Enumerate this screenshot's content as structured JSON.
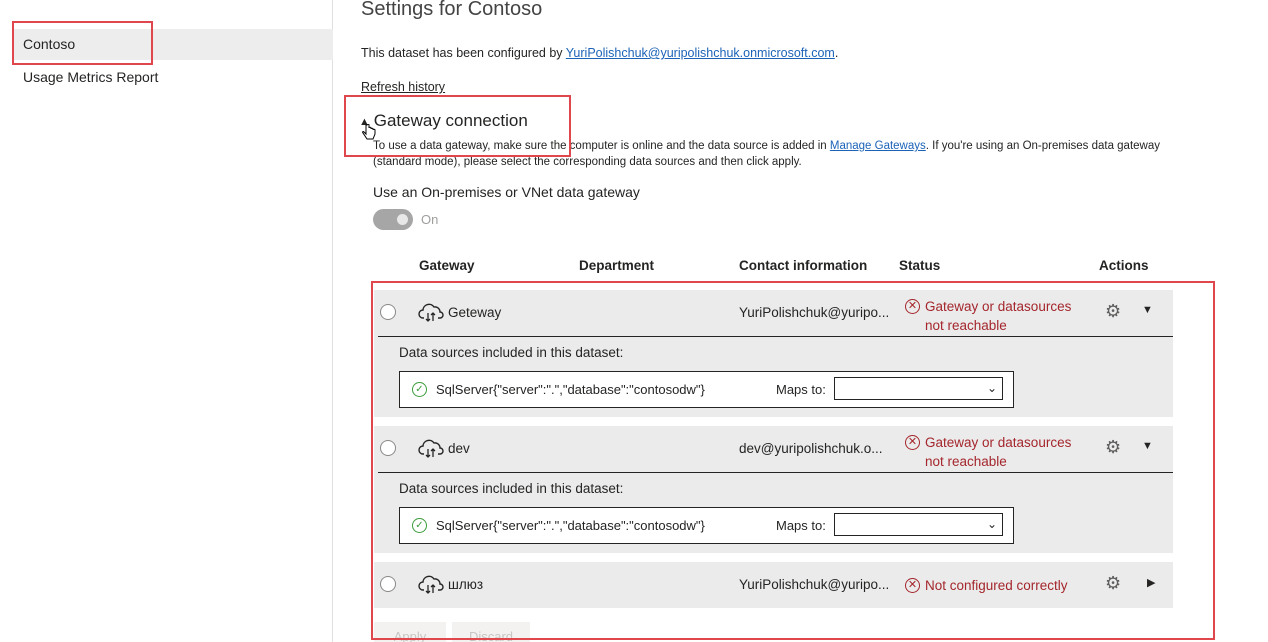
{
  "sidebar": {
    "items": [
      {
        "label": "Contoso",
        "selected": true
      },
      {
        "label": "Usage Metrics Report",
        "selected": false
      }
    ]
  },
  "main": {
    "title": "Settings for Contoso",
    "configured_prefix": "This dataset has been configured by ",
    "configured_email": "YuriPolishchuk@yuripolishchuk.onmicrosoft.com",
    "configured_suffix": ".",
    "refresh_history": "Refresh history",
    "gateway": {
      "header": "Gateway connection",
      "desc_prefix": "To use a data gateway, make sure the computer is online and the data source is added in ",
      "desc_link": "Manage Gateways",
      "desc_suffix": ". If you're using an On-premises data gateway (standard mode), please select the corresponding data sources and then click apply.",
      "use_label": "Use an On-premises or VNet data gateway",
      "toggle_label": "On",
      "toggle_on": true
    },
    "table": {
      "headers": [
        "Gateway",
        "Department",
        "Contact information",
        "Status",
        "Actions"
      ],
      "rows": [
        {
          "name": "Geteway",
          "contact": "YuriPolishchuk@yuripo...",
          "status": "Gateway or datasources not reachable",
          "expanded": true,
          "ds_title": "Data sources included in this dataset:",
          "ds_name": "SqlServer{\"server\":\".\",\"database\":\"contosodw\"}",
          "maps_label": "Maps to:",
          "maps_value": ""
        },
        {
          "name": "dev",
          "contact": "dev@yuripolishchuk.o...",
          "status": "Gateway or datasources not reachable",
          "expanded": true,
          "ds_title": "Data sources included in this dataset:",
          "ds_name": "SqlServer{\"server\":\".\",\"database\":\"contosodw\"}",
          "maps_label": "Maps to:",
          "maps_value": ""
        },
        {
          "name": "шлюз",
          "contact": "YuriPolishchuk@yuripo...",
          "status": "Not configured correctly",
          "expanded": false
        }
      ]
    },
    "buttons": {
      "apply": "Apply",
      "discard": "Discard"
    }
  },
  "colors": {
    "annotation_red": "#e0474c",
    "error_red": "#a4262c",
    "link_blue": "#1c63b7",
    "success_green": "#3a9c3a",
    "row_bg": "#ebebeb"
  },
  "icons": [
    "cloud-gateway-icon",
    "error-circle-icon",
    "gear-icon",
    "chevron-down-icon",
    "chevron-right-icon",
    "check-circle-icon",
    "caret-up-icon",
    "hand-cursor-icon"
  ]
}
........
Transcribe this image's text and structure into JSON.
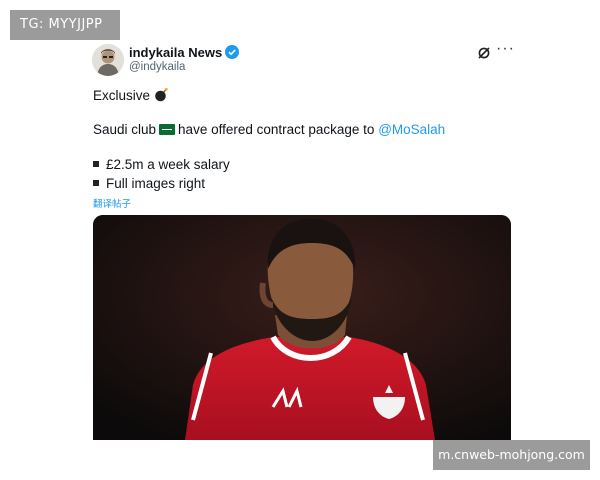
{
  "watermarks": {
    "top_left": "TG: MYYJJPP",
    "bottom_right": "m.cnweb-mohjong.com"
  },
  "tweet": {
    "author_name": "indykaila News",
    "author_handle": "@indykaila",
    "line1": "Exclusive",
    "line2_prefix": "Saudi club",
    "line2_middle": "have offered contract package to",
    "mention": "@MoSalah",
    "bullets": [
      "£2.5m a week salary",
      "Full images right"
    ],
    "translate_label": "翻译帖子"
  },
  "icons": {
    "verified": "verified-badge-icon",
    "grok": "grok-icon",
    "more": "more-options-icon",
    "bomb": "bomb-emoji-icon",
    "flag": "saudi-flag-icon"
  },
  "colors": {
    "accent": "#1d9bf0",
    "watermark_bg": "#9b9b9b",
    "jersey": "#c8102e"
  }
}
........
◆ **What is asked**
Find every line in the listing that holds the string "apply", then say how many there are as a bare number.

◆ **Result below**
2